%%
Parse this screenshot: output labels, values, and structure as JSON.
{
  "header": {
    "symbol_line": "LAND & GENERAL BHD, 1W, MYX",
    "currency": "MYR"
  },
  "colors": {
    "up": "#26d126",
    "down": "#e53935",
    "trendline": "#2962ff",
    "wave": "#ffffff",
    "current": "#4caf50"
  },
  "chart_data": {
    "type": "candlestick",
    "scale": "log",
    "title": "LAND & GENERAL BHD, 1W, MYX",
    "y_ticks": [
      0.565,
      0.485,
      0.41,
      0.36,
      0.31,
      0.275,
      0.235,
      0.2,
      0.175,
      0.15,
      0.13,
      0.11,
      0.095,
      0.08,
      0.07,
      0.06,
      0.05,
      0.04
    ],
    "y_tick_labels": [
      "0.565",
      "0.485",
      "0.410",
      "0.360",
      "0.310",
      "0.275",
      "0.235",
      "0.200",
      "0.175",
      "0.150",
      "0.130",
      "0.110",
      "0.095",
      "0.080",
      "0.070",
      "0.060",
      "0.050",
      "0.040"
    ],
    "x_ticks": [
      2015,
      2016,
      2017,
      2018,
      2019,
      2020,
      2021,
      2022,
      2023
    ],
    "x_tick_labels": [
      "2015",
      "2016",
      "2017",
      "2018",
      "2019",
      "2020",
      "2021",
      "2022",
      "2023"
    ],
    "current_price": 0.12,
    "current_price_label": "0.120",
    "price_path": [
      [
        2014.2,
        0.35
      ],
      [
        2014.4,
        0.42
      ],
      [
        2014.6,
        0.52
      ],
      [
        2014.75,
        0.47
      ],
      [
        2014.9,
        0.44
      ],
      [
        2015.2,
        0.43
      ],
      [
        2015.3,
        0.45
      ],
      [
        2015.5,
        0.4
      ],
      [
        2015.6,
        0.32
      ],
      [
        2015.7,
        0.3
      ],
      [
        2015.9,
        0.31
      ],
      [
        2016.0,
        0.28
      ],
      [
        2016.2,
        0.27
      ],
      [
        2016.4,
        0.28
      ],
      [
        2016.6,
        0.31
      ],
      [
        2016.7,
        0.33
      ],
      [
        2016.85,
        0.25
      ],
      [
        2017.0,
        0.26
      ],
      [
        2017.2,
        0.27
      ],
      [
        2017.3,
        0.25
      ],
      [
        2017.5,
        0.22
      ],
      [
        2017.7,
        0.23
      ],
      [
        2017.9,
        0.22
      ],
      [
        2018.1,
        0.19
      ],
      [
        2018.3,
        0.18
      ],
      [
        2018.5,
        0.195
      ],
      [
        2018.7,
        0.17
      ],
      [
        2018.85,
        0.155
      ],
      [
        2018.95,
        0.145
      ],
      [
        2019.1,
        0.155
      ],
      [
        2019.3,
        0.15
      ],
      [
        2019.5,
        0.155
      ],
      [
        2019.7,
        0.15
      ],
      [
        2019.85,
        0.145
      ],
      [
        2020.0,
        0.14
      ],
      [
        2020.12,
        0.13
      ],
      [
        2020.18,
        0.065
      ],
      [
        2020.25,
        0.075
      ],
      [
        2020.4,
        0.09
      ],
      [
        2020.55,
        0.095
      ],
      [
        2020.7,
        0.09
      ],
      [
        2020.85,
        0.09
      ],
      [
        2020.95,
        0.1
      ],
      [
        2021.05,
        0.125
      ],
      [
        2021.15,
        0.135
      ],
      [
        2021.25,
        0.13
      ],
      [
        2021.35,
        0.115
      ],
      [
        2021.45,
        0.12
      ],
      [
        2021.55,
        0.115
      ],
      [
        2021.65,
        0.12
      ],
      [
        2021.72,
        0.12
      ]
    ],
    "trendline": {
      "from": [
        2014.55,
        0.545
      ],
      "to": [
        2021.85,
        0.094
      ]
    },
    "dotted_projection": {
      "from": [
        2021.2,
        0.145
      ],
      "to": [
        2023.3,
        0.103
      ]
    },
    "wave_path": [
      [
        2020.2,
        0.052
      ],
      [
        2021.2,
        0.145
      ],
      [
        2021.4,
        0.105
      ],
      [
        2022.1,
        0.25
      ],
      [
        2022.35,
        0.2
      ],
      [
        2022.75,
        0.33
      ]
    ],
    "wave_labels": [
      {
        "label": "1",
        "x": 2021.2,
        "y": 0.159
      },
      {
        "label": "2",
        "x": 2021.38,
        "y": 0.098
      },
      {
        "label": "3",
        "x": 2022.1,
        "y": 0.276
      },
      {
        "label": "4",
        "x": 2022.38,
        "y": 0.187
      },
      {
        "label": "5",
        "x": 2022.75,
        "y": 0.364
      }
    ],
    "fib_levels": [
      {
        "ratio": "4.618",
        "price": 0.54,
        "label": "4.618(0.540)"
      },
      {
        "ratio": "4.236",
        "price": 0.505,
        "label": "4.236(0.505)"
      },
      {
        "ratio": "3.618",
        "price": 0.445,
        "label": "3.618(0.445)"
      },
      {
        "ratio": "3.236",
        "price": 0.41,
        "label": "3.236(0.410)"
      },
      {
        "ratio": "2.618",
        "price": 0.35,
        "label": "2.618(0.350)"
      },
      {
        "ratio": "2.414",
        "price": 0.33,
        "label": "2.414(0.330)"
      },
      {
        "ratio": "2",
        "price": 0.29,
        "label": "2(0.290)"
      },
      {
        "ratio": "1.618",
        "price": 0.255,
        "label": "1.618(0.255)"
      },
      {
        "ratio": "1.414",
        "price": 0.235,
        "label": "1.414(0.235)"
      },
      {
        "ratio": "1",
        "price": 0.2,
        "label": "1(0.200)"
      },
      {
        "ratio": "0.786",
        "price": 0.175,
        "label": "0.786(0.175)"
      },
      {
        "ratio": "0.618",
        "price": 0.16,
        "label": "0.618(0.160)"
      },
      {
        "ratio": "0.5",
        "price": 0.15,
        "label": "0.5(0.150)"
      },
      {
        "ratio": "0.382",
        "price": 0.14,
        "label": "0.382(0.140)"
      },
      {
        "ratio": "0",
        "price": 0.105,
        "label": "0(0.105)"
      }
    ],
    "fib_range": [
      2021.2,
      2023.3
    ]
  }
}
%%
# THE REQUEST
Compute how many lines include the string "GENERAL", then give that number by itself.

# ANSWER TO THE PROBLEM
2